● **Task description**:
Transcribe all of the material exactly, except for its pictures.

● **Record list**:
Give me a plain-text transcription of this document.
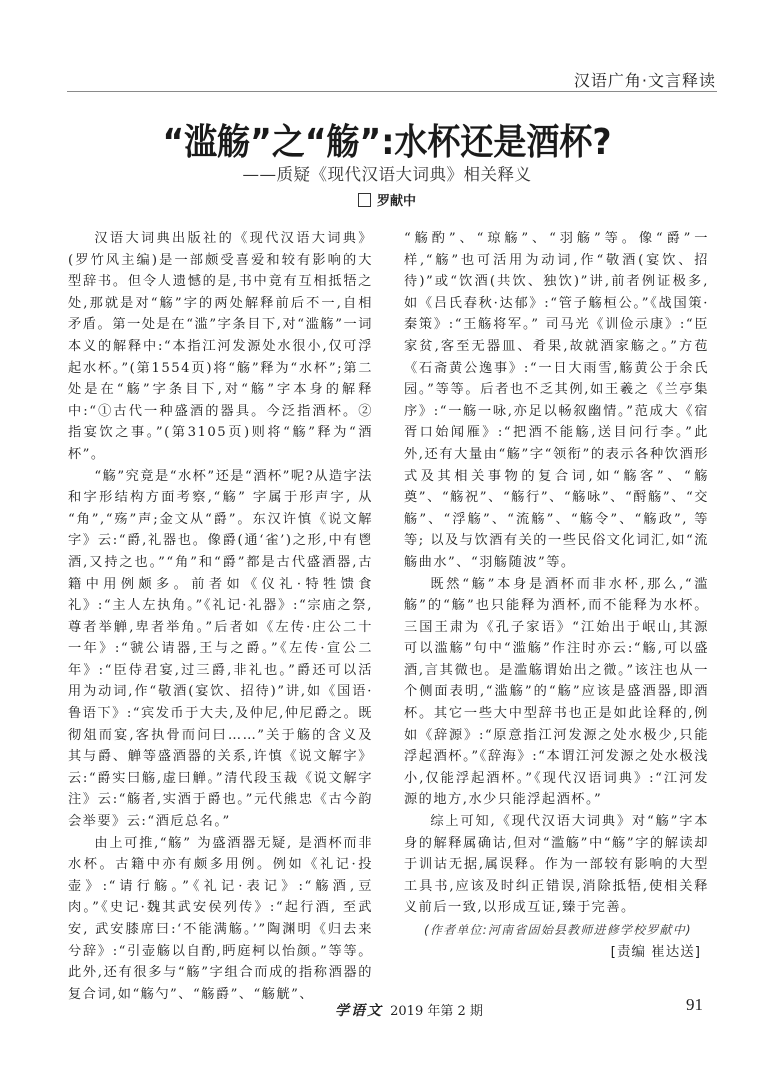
汉语广角·文言释读
“滥觞”之“觞”:水杯还是酒杯?
——质疑《现代汉语大词典》相关释义
罗献中

汉语大词典出版社的《现代汉语大词典》(罗竹风主编)是一部颇受喜爱和较有影响的大型辞书。但令人遗憾的是,书中竟有互相抵牾之处,那就是对“觞”字的两处解释前后不一,自相矛盾。第一处是在“滥”字条目下,对“滥觞”一词本义的解释中:“本指江河发源处水很小,仅可浮起水杯。”(第1554页)将“觞”释为“水杯”;第二处是在“觞”字条目下,对“觞”字本身的解释中:“①古代一种盛酒的器具。今泛指酒杯。②指宴饮之事。”(第3105页)则将“觞”释为“酒杯”。

“觞”究竟是“水杯”还是“酒杯”呢?从造字法和字形结构方面考察,“觞” 字属于形声字, 从 “角”,“殇”声;金文从“爵”。东汉许慎《说文解字》云:“爵,礼器也。像爵(通‘雀’)之形,中有鬯酒,又持之也。”“角”和“爵”都是古代盛酒器,古籍中用例颇多。前者如《仪礼·特牲馈食礼》:“主人左执角。”《礼记·礼器》:“宗庙之祭,尊者举觯,卑者举角。”后者如《左传·庄公二十一年》:“虢公请器,王与之爵。”《左传·宣公二年》:“臣侍君宴,过三爵,非礼也。”爵还可以活用为动词,作“敬酒(宴饮、招待)”讲,如《国语·鲁语下》:“宾发币于大夫,及仲尼,仲尼爵之。既彻俎而宴,客执骨而问曰……”关于觞的含义及其与爵、觯等盛酒器的关系,许慎《说文解字》云:“爵实曰觞,虚曰觯。”清代段玉裁《说文解字注》云:“觞者,实酒于爵也。”元代熊忠《古今韵会举要》云:“酒卮总名。”

由上可推,“觞” 为盛酒器无疑, 是酒杯而非水杯。古籍中亦有颇多用例。例如《礼记·投壶》:“请行觞。”《礼记·表记》:“觞酒,豆肉。”《史记·魏其武安侯列传》:“起行酒, 至武安, 武安膝席曰:‘不能满觞。’”陶渊明《归去来兮辞》:“引壶觞以自酌,眄庭柯以怡颜。”等等。此外,还有很多与“觞”字组合而成的指称酒器的复合词,如“觞勺”、“觞爵”、“觞觥”、

“觞酌”、“琼觞”、“羽觞”等。像“爵”一样,“觞”也可活用为动词,作“敬酒(宴饮、招待)”或“饮酒(共饮、独饮)”讲,前者例证极多,如《吕氏春秋·达郁》:“管子觞桓公。”《战国策·秦策》:“王觞将军。” 司马光《训俭示康》:“臣家贫,客至无器皿、肴果,故就酒家觞之。”方苞《石斋黄公逸事》:“一日大雨雪,觞黄公于余氏园。”等等。后者也不乏其例,如王羲之《兰亭集序》:“一觞一咏,亦足以畅叙幽情。”范成大《宿胥口始闻雁》:“把酒不能觞,送目问行李。”此外,还有大量由“觞”字“领衔”的表示各种饮酒形式及其相关事物的复合词,如“觞客”、“觞奠”、“觞祝”、“觞行”、“觞咏”、“酹觞”、“交觞”、“浮觞”、“流觞”、“觞令”、“觞政”, 等等; 以及与饮酒有关的一些民俗文化词汇,如“流觞曲水”、“羽觞随波”等。

既然“觞”本身是酒杯而非水杯,那么,“滥觞”的“觞”也只能释为酒杯,而不能释为水杯。三国王肃为《孔子家语》“江始出于岷山,其源可以滥觞”句中“滥觞”作注时亦云:“觞,可以盛酒,言其微也。是滥觞谓始出之微。”该注也从一个侧面表明,“滥觞”的“觞”应该是盛酒器,即酒杯。其它一些大中型辞书也正是如此诠释的,例如《辞源》:“原意指江河发源之处水极少,只能浮起酒杯。”《辞海》:“本谓江河发源之处水极浅小,仅能浮起酒杯。”《现代汉语词典》:“江河发源的地方,水少只能浮起酒杯。”

综上可知,《现代汉语大词典》对“觞”字本身的解释属确诂,但对“滥觞”中“觞”字的解读却于训诂无据,属误释。作为一部较有影响的大型工具书,应该及时纠正错误,消除抵牾,使相关释义前后一致,以形成互证,臻于完善。

(作者单位:河南省固始县教师进修学校罗献中)

[责编 崔达送]

学语文 2019 年第 2 期	91
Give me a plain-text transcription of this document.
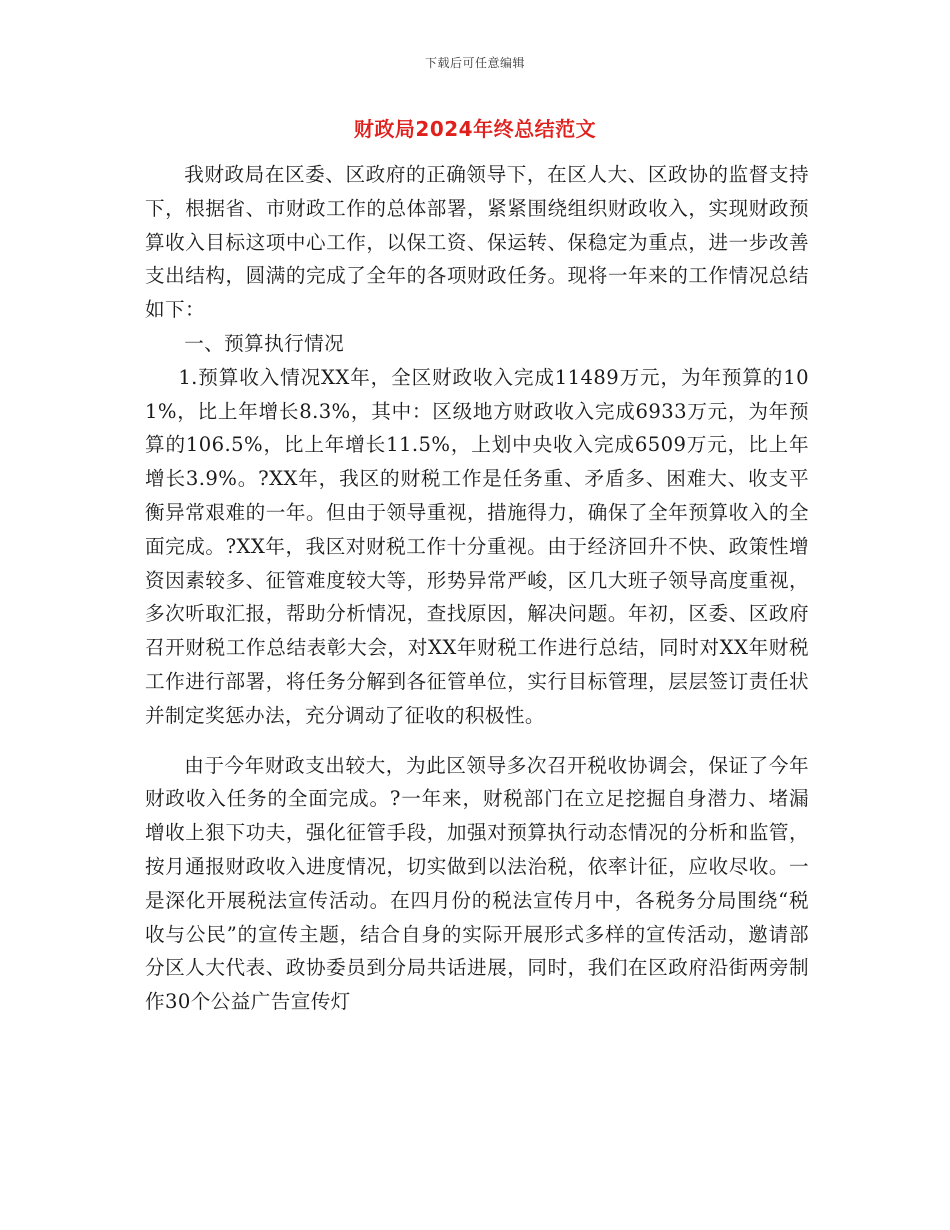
下载后可任意编辑
财政局2024年终总结范文

我财政局在区委、区政府的正确领导下，在区人大、区政协的监督支持下，根据省、市财政工作的总体部署，紧紧围绕组织财政收入，实现财政预算收入目标这项中心工作，以保工资、保运转、保稳定为重点，进一步改善支出结构，圆满的完成了全年的各项财政任务。现将一年来的工作情况总结如下：

一、预算执行情况

1.预算收入情况XX年，全区财政收入完成11489万元，为年预算的101%，比上年增长8.3%，其中：区级地方财政收入完成6933万元，为年预算的106.5%，比上年增长11.5%，上划中央收入完成6509万元，比上年增长3.9%。?XX年，我区的财税工作是任务重、矛盾多、困难大、收支平衡异常艰难的一年。但由于领导重视，措施得力，确保了全年预算收入的全面完成。?XX年，我区对财税工作十分重视。由于经济回升不快、政策性增资因素较多、征管难度较大等，形势异常严峻，区几大班子领导高度重视，多次听取汇报，帮助分析情况，查找原因，解决问题。年初，区委、区政府召开财税工作总结表彰大会，对XX年财税工作进行总结，同时对XX年财税工作进行部署，将任务分解到各征管单位，实行目标管理，层层签订责任状并制定奖惩办法，充分调动了征收的积极性。

由于今年财政支出较大，为此区领导多次召开税收协调会，保证了今年财政收入任务的全面完成。?一年来，财税部门在立足挖掘自身潜力、堵漏增收上狠下功夫，强化征管手段，加强对预算执行动态情况的分析和监管，按月通报财政收入进度情况，切实做到以法治税，依率计征，应收尽收。一是深化开展税法宣传活动。在四月份的税法宣传月中，各税务分局围绕“税收与公民”的宣传主题，结合自身的实际开展形式多样的宣传活动，邀请部分区人大代表、政协委员到分局共话进展，同时，我们在区政府沿街两旁制作30个公益广告宣传灯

● **Result for this task**:
Give me a plain-text transcription of this document.
汉语广角·文言释读
“滥觞”之“觞”:水杯还是酒杯?
——质疑《现代汉语大词典》相关释义
罗献中

汉语大词典出版社的《现代汉语大词典》(罗竹风主编)是一部颇受喜爱和较有影响的大型辞书。但令人遗憾的是,书中竟有互相抵牾之处,那就是对“觞”字的两处解释前后不一,自相矛盾。第一处是在“滥”字条目下,对“滥觞”一词本义的解释中:“本指江河发源处水很小,仅可浮起水杯。”(第1554页)将“觞”释为“水杯”;第二处是在“觞”字条目下,对“觞”字本身的解释中:“①古代一种盛酒的器具。今泛指酒杯。②指宴饮之事。”(第3105页)则将“觞”释为“酒杯”。

“觞”究竟是“水杯”还是“酒杯”呢?从造字法和字形结构方面考察,“觞” 字属于形声字, 从 “角”,“殇”声;金文从“爵”。东汉许慎《说文解字》云:“爵,礼器也。像爵(通‘雀’)之形,中有鬯酒,又持之也。”“角”和“爵”都是古代盛酒器,古籍中用例颇多。前者如《仪礼·特牲馈食礼》:“主人左执角。”《礼记·礼器》:“宗庙之祭,尊者举觯,卑者举角。”后者如《左传·庄公二十一年》:“虢公请器,王与之爵。”《左传·宣公二年》:“臣侍君宴,过三爵,非礼也。”爵还可以活用为动词,作“敬酒(宴饮、招待)”讲,如《国语·鲁语下》:“宾发币于大夫,及仲尼,仲尼爵之。既彻俎而宴,客执骨而问曰……”关于觞的含义及其与爵、觯等盛酒器的关系,许慎《说文解字》云:“爵实曰觞,虚曰觯。”清代段玉裁《说文解字注》云:“觞者,实酒于爵也。”元代熊忠《古今韵会举要》云:“酒卮总名。”

由上可推,“觞” 为盛酒器无疑, 是酒杯而非水杯。古籍中亦有颇多用例。例如《礼记·投壶》:“请行觞。”《礼记·表记》:“觞酒,豆肉。”《史记·魏其武安侯列传》:“起行酒, 至武安, 武安膝席曰:‘不能满觞。’”陶渊明《归去来兮辞》:“引壶觞以自酌,眄庭柯以怡颜。”等等。此外,还有很多与“觞”字组合而成的指称酒器的复合词,如“觞勺”、“觞爵”、“觞觥”、

“觞酌”、“琼觞”、“羽觞”等。像“爵”一样,“觞”也可活用为动词,作“敬酒(宴饮、招待)”或“饮酒(共饮、独饮)”讲,前者例证极多,如《吕氏春秋·达郁》:“管子觞桓公。”《战国策·秦策》:“王觞将军。” 司马光《训俭示康》:“臣家贫,客至无器皿、肴果,故就酒家觞之。”方苞《石斋黄公逸事》:“一日大雨雪,觞黄公于余氏园。”等等。后者也不乏其例,如王羲之《兰亭集序》:“一觞一咏,亦足以畅叙幽情。”范成大《宿胥口始闻雁》:“把酒不能觞,送目问行李。”此外,还有大量由“觞”字“领衔”的表示各种饮酒形式及其相关事物的复合词,如“觞客”、“觞奠”、“觞祝”、“觞行”、“觞咏”、“酹觞”、“交觞”、“浮觞”、“流觞”、“觞令”、“觞政”, 等等; 以及与饮酒有关的一些民俗文化词汇,如“流觞曲水”、“羽觞随波”等。

既然“觞”本身是酒杯而非水杯,那么,“滥觞”的“觞”也只能释为酒杯,而不能释为水杯。三国王肃为《孔子家语》“江始出于岷山,其源可以滥觞”句中“滥觞”作注时亦云:“觞,可以盛酒,言其微也。是滥觞谓始出之微。”该注也从一个侧面表明,“滥觞”的“觞”应该是盛酒器,即酒杯。其它一些大中型辞书也正是如此诠释的,例如《辞源》:“原意指江河发源之处水极少,只能浮起酒杯。”《辞海》:“本谓江河发源之处水极浅小,仅能浮起酒杯。”《现代汉语词典》:“江河发源的地方,水少只能浮起酒杯。”

综上可知,《现代汉语大词典》对“觞”字本身的解释属确诂,但对“滥觞”中“觞”字的解读却于训诂无据,属误释。作为一部较有影响的大型工具书,应该及时纠正错误,消除抵牾,使相关释义前后一致,以形成互证,臻于完善。

(作者单位:河南省固始县教师进修学校罗献中)

[责编 崔达送]

学语文 2019 年第 2 期	91
Give me a plain-text transcription of this document.
下载后可任意编辑
财政局2024年终总结范文

我财政局在区委、区政府的正确领导下，在区人大、区政协的监督支持下，根据省、市财政工作的总体部署，紧紧围绕组织财政收入，实现财政预算收入目标这项中心工作，以保工资、保运转、保稳定为重点，进一步改善支出结构，圆满的完成了全年的各项财政任务。现将一年来的工作情况总结如下：

一、预算执行情况

1.预算收入情况XX年，全区财政收入完成11489万元，为年预算的101%，比上年增长8.3%，其中：区级地方财政收入完成6933万元，为年预算的106.5%，比上年增长11.5%，上划中央收入完成6509万元，比上年增长3.9%。?XX年，我区的财税工作是任务重、矛盾多、困难大、收支平衡异常艰难的一年。但由于领导重视，措施得力，确保了全年预算收入的全面完成。?XX年，我区对财税工作十分重视。由于经济回升不快、政策性增资因素较多、征管难度较大等，形势异常严峻，区几大班子领导高度重视，多次听取汇报，帮助分析情况，查找原因，解决问题。年初，区委、区政府召开财税工作总结表彰大会，对XX年财税工作进行总结，同时对XX年财税工作进行部署，将任务分解到各征管单位，实行目标管理，层层签订责任状并制定奖惩办法，充分调动了征收的积极性。

由于今年财政支出较大，为此区领导多次召开税收协调会，保证了今年财政收入任务的全面完成。?一年来，财税部门在立足挖掘自身潜力、堵漏增收上狠下功夫，强化征管手段，加强对预算执行动态情况的分析和监管，按月通报财政收入进度情况，切实做到以法治税，依率计征，应收尽收。一是深化开展税法宣传活动。在四月份的税法宣传月中，各税务分局围绕“税收与公民”的宣传主题，结合自身的实际开展形式多样的宣传活动，邀请部分区人大代表、政协委员到分局共话进展，同时，我们在区政府沿街两旁制作30个公益广告宣传灯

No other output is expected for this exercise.